- [WHAT TO WORK ON]:
In the entries below, find every line holding the string "page" and collect it.

- [EXTRACTED MATERIAL]:

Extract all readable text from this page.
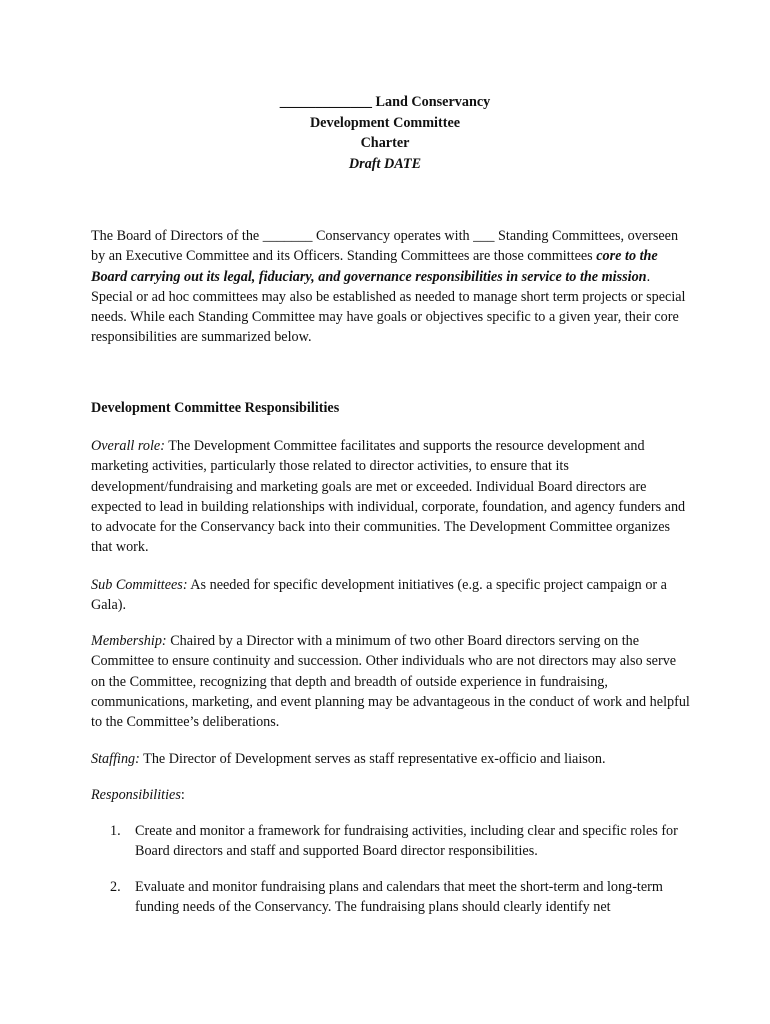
_____________ Land Conservancy
Development Committee
Charter
Draft DATE

The Board of Directors of the _______ Conservancy operates with ___ Standing Committees, overseen by an Executive Committee and its Officers. Standing Committees are those committees core to the Board carrying out its legal, fiduciary, and governance responsibilities in service to the mission. Special or ad hoc committees may also be established as needed to manage short term projects or special needs. While each Standing Committee may have goals or objectives specific to a given year, their core responsibilities are summarized below.

Development Committee Responsibilities

Overall role: The Development Committee facilitates and supports the resource development and marketing activities, particularly those related to director activities, to ensure that its development/fundraising and marketing goals are met or exceeded. Individual Board directors are expected to lead in building relationships with individual, corporate, foundation, and agency funders and to advocate for the Conservancy back into their communities. The Development Committee organizes that work.

Sub Committees: As needed for specific development initiatives (e.g. a specific project campaign or a Gala).

Membership: Chaired by a Director with a minimum of two other Board directors serving on the Committee to ensure continuity and succession. Other individuals who are not directors may also serve on the Committee, recognizing that depth and breadth of outside experience in fundraising, communications, marketing, and event planning may be advantageous in the conduct of work and helpful to the Committee’s deliberations.

Staffing: The Director of Development serves as staff representative ex-officio and liaison.

Responsibilities:

1. Create and monitor a framework for fundraising activities, including clear and specific roles for Board directors and staff and supported Board director responsibilities.
2. Evaluate and monitor fundraising plans and calendars that meet the short-term and long-term funding needs of the Conservancy. The fundraising plans should clearly identify net
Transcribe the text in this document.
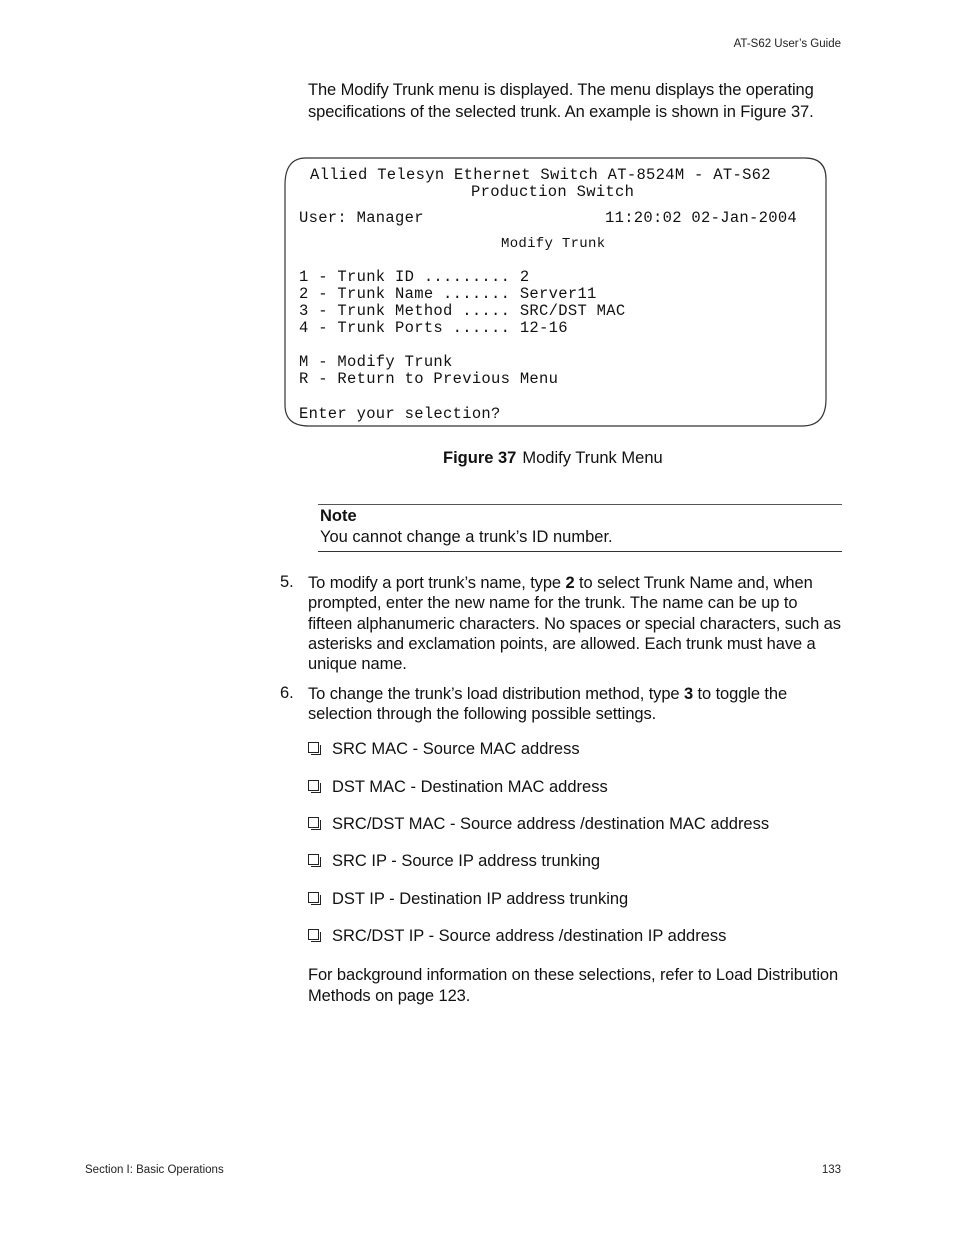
AT-S62 User’s Guide
The Modify Trunk menu is displayed. The menu displays the operating specifications of the selected trunk. An example is shown in Figure 37.
Allied Telesyn Ethernet Switch AT-8524M - AT-S62
Production Switch
User: Manager	11:20:02 02-Jan-2004
Modify Trunk
1 - Trunk ID ......... 2
2 - Trunk Name ....... Server11
3 - Trunk Method ..... SRC/DST MAC
4 - Trunk Ports ...... 12-16
M - Modify Trunk
R - Return to Previous Menu
Enter your selection?
Figure 37 Modify Trunk Menu
Note
You cannot change a trunk’s ID number.
5. To modify a port trunk’s name, type 2 to select Trunk Name and, when prompted, enter the new name for the trunk. The name can be up to fifteen alphanumeric characters. No spaces or special characters, such as asterisks and exclamation points, are allowed. Each trunk must have a unique name.
6. To change the trunk’s load distribution method, type 3 to toggle the selection through the following possible settings.
SRC MAC - Source MAC address
DST MAC - Destination MAC address
SRC/DST MAC - Source address /destination MAC address
SRC IP - Source IP address trunking
DST IP - Destination IP address trunking
SRC/DST IP - Source address /destination IP address
For background information on these selections, refer to Load Distribution Methods on page 123.
Section I: Basic Operations	133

- [FULL OUTPUT]:
Extract all readable text from this page.
For background information on these selections, refer to Load Distribution Methods on page 123.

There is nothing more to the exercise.